Start Data shown
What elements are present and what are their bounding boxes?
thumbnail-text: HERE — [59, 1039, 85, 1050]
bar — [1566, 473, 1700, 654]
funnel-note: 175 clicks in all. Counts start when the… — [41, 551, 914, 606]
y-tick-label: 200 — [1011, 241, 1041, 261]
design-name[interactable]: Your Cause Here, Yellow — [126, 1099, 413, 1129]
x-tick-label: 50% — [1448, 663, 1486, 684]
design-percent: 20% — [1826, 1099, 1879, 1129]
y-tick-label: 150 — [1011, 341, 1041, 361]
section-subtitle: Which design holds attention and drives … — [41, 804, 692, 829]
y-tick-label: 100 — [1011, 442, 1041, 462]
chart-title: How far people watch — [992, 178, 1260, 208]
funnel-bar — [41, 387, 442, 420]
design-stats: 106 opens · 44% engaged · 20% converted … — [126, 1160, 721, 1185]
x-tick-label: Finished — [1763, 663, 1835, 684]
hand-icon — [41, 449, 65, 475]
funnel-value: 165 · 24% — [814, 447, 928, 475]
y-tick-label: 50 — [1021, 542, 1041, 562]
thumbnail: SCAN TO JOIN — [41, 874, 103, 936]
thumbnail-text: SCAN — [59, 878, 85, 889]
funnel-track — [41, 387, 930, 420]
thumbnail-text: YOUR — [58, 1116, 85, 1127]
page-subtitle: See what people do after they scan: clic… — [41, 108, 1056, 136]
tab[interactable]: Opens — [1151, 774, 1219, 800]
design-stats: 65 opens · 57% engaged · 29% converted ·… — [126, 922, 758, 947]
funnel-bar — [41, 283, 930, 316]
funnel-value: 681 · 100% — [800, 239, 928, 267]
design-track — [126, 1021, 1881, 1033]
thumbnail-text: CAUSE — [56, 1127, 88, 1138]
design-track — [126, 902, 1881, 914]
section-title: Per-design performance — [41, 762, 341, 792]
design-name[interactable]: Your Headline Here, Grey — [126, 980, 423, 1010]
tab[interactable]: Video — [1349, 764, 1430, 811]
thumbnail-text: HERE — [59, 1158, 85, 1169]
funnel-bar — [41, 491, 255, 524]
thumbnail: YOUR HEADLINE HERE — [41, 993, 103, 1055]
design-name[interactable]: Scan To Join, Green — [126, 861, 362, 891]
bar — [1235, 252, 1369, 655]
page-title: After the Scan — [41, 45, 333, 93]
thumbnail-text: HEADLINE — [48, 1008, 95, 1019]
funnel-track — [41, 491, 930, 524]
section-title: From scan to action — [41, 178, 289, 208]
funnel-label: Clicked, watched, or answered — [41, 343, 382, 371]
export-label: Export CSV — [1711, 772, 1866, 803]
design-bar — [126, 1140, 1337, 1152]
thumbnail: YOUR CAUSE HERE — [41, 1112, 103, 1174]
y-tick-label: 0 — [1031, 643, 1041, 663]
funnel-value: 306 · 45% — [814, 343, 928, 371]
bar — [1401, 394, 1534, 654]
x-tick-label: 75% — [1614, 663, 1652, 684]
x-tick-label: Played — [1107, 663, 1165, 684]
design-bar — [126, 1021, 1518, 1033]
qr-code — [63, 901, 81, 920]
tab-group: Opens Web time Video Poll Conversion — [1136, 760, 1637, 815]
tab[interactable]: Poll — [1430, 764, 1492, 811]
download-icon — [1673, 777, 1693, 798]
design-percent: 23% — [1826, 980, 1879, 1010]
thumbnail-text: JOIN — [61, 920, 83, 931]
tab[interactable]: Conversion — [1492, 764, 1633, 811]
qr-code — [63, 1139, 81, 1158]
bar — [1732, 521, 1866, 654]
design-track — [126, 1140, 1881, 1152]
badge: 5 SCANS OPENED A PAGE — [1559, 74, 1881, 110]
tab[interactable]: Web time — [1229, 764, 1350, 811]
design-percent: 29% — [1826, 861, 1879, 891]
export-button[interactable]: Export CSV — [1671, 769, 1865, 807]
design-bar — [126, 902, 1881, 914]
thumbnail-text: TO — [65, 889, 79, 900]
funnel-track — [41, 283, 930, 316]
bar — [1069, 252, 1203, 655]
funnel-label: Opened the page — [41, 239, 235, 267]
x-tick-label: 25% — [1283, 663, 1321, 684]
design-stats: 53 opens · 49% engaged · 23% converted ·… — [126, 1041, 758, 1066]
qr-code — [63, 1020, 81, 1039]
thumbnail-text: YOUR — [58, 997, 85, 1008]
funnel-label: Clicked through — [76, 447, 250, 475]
End Data shown
Stated problem: Please retype all of the lines above without changing a single character.

Exercise output:
What elements are present and what are their bounding boxes?
thumbnail-text: HERE — [59, 1039, 85, 1050]
bar — [1566, 473, 1700, 654]
funnel-note: 175 clicks in all. Counts start when the… — [41, 551, 914, 606]
y-tick-label: 200 — [1011, 241, 1041, 261]
design-name[interactable]: Your Cause Here, Yellow — [126, 1099, 413, 1129]
x-tick-label: 50% — [1448, 663, 1486, 684]
design-percent: 20% — [1826, 1099, 1879, 1129]
y-tick-label: 150 — [1011, 341, 1041, 361]
section-subtitle: Which design holds attention and drives … — [41, 804, 692, 829]
y-tick-label: 100 — [1011, 442, 1041, 462]
chart-title: How far people watch — [992, 178, 1260, 208]
funnel-bar — [41, 387, 442, 420]
design-stats: 106 opens · 44% engaged · 20% converted … — [126, 1160, 721, 1185]
x-tick-label: Finished — [1763, 663, 1835, 684]
hand-icon — [41, 449, 65, 475]
funnel-value: 165 · 24% — [814, 447, 928, 475]
y-tick-label: 50 — [1021, 542, 1041, 562]
thumbnail: SCAN TO JOIN — [41, 874, 103, 936]
thumbnail-text: SCAN — [59, 878, 85, 889]
funnel-track — [41, 387, 930, 420]
thumbnail-text: YOUR — [58, 1116, 85, 1127]
page-subtitle: See what people do after they scan: clic… — [41, 108, 1056, 136]
tab[interactable]: Opens — [1151, 774, 1219, 800]
design-stats: 65 opens · 57% engaged · 29% converted ·… — [126, 922, 758, 947]
funnel-bar — [41, 283, 930, 316]
funnel-value: 681 · 100% — [800, 239, 928, 267]
design-track — [126, 1021, 1881, 1033]
thumbnail-text: CAUSE — [56, 1127, 88, 1138]
design-track — [126, 902, 1881, 914]
section-title: Per-design performance — [41, 762, 341, 792]
design-name[interactable]: Your Headline Here, Grey — [126, 980, 423, 1010]
tab[interactable]: Video — [1349, 764, 1430, 811]
thumbnail-text: HERE — [59, 1158, 85, 1169]
funnel-bar — [41, 491, 255, 524]
thumbnail: YOUR HEADLINE HERE — [41, 993, 103, 1055]
design-name[interactable]: Scan To Join, Green — [126, 861, 362, 891]
bar — [1235, 252, 1369, 655]
page-title: After the Scan — [41, 45, 333, 93]
thumbnail-text: HEADLINE — [48, 1008, 95, 1019]
funnel-track — [41, 491, 930, 524]
section-title: From scan to action — [41, 178, 289, 208]
funnel-label: Clicked, watched, or answered — [41, 343, 382, 371]
export-label: Export CSV — [1711, 772, 1866, 803]
design-bar — [126, 1140, 1337, 1152]
thumbnail: YOUR CAUSE HERE — [41, 1112, 103, 1174]
y-tick-label: 0 — [1031, 643, 1041, 663]
funnel-value: 306 · 45% — [814, 343, 928, 371]
bar — [1401, 394, 1534, 654]
x-tick-label: 75% — [1614, 663, 1652, 684]
x-tick-label: Played — [1107, 663, 1165, 684]
design-bar — [126, 1021, 1518, 1033]
qr-code — [63, 901, 81, 920]
tab-group: Opens Web time Video Poll Conversion — [1136, 760, 1637, 815]
tab[interactable]: Poll — [1430, 764, 1492, 811]
download-icon — [1673, 777, 1693, 798]
design-percent: 23% — [1826, 980, 1879, 1010]
thumbnail-text: JOIN — [61, 920, 83, 931]
tab[interactable]: Conversion — [1492, 764, 1633, 811]
qr-code — [63, 1139, 81, 1158]
bar — [1732, 521, 1866, 654]
design-track — [126, 1140, 1881, 1152]
badge: 5 SCANS OPENED A PAGE — [1559, 74, 1881, 110]
tab[interactable]: Web time — [1229, 764, 1350, 811]
design-percent: 29% — [1826, 861, 1879, 891]
export-button[interactable]: Export CSV — [1671, 769, 1865, 807]
design-bar — [126, 902, 1881, 914]
thumbnail-text: TO — [65, 889, 79, 900]
funnel-track — [41, 283, 930, 316]
bar — [1069, 252, 1203, 655]
funnel-label: Opened the page — [41, 239, 235, 267]
x-tick-label: 25% — [1283, 663, 1321, 684]
design-stats: 53 opens · 49% engaged · 23% converted ·… — [126, 1041, 758, 1066]
qr-code — [63, 1020, 81, 1039]
thumbnail-text: YOUR — [58, 997, 85, 1008]
funnel-label: Clicked through — [76, 447, 250, 475]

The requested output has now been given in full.